## What is expected
In the listing below, locate the lines that hold the string "进入战斗时". Copy those lines.

## Record extracts
%%
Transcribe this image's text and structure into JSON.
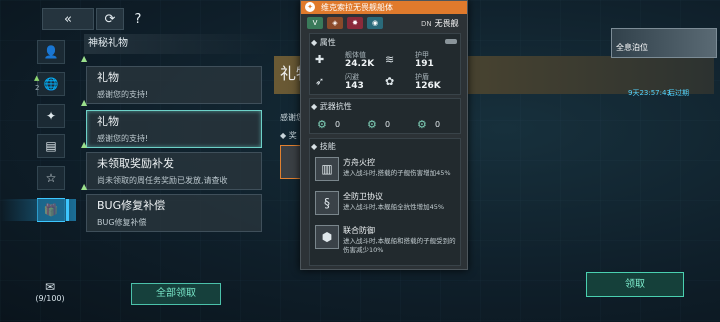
{
  "topbar": {
    "back_icon": "double-chevron-left-icon",
    "refresh_icon": "refresh-icon",
    "help_label": "?"
  },
  "sidebar": {
    "items": [
      {
        "icon": "person-icon",
        "glyph": "👤",
        "badge": ""
      },
      {
        "icon": "globe-icon",
        "glyph": "🌐",
        "badge": "2"
      },
      {
        "icon": "bolt-icon",
        "glyph": "✦",
        "badge": ""
      },
      {
        "icon": "document-icon",
        "glyph": "▤",
        "badge": ""
      },
      {
        "icon": "star-icon",
        "glyph": "☆",
        "badge": ""
      },
      {
        "icon": "gift-icon",
        "glyph": "🎁",
        "badge": ""
      }
    ],
    "mail_icon": "mail-icon",
    "mail_count": "(9/100)"
  },
  "list": {
    "header": "神秘礼物",
    "items": [
      {
        "title": "礼物",
        "subtitle": "感谢您的支持!",
        "selected": false
      },
      {
        "title": "礼物",
        "subtitle": "感谢您的支持!",
        "selected": true
      },
      {
        "title": "未领取奖励补发",
        "subtitle": "尚未领取的周任务奖励已发放,请查收",
        "selected": false
      },
      {
        "title": "BUG修复补偿",
        "subtitle": "BUG修复补偿",
        "selected": false
      }
    ],
    "claim_all_label": "全部领取"
  },
  "detail": {
    "title": "礼物",
    "timer": "9天23:57:43",
    "expire_label": "后过期",
    "body": "感谢您",
    "reward_label": "奖",
    "ship_badge_label": "全息泊位",
    "claim_label": "领取"
  },
  "tooltip": {
    "title": "维克索拉无畏舰船体",
    "tags": [
      {
        "icon": "chevron-down-icon",
        "glyph": "V",
        "color": "#3a7a5a"
      },
      {
        "icon": "shield-icon",
        "glyph": "◈",
        "color": "#8a4a2a"
      },
      {
        "icon": "flame-icon",
        "glyph": "✸",
        "color": "#8a2a3a"
      },
      {
        "icon": "wave-icon",
        "glyph": "◉",
        "color": "#2a6a7a"
      }
    ],
    "ship_class_code": "DN",
    "ship_class": "无畏舰",
    "attributes_header": "属性",
    "stats": [
      {
        "label": "舰体值",
        "value": "24.2K",
        "icon": "hull-icon",
        "glyph": "✚"
      },
      {
        "label": "护甲",
        "value": "191",
        "icon": "armor-icon",
        "glyph": "≋"
      },
      {
        "label": "闪避",
        "value": "143",
        "icon": "evade-icon",
        "glyph": "➶"
      },
      {
        "label": "护盾",
        "value": "126K",
        "icon": "shield-icon",
        "glyph": "✿"
      }
    ],
    "resist_header": "武器抗性",
    "resists": [
      {
        "icon": "resist-kinetic-icon",
        "value": "0"
      },
      {
        "icon": "resist-energy-icon",
        "value": "0"
      },
      {
        "icon": "resist-explosive-icon",
        "value": "0"
      }
    ],
    "skills_header": "技能",
    "skills": [
      {
        "name": "方舟火控",
        "desc": "进入战斗时,搭载的子舰伤害增加45%",
        "icon": "fire-control-icon",
        "glyph": "▥"
      },
      {
        "name": "全防卫协议",
        "desc": "进入战斗时,本舰船全抗性增加45%",
        "icon": "defense-protocol-icon",
        "glyph": "§"
      },
      {
        "name": "联合防御",
        "desc": "进入战斗时,本舰船和搭载的子舰受到的伤害减少10%",
        "icon": "joint-defense-icon",
        "glyph": "⬢"
      }
    ]
  }
}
%%
## Written response
        "desc": "进入战斗时,搭载的子舰伤害增加45%",
        "desc": "进入战斗时,本舰船全抗性增加45%",
        "desc": "进入战斗时,本舰船和搭载的子舰受到的伤害减少10%",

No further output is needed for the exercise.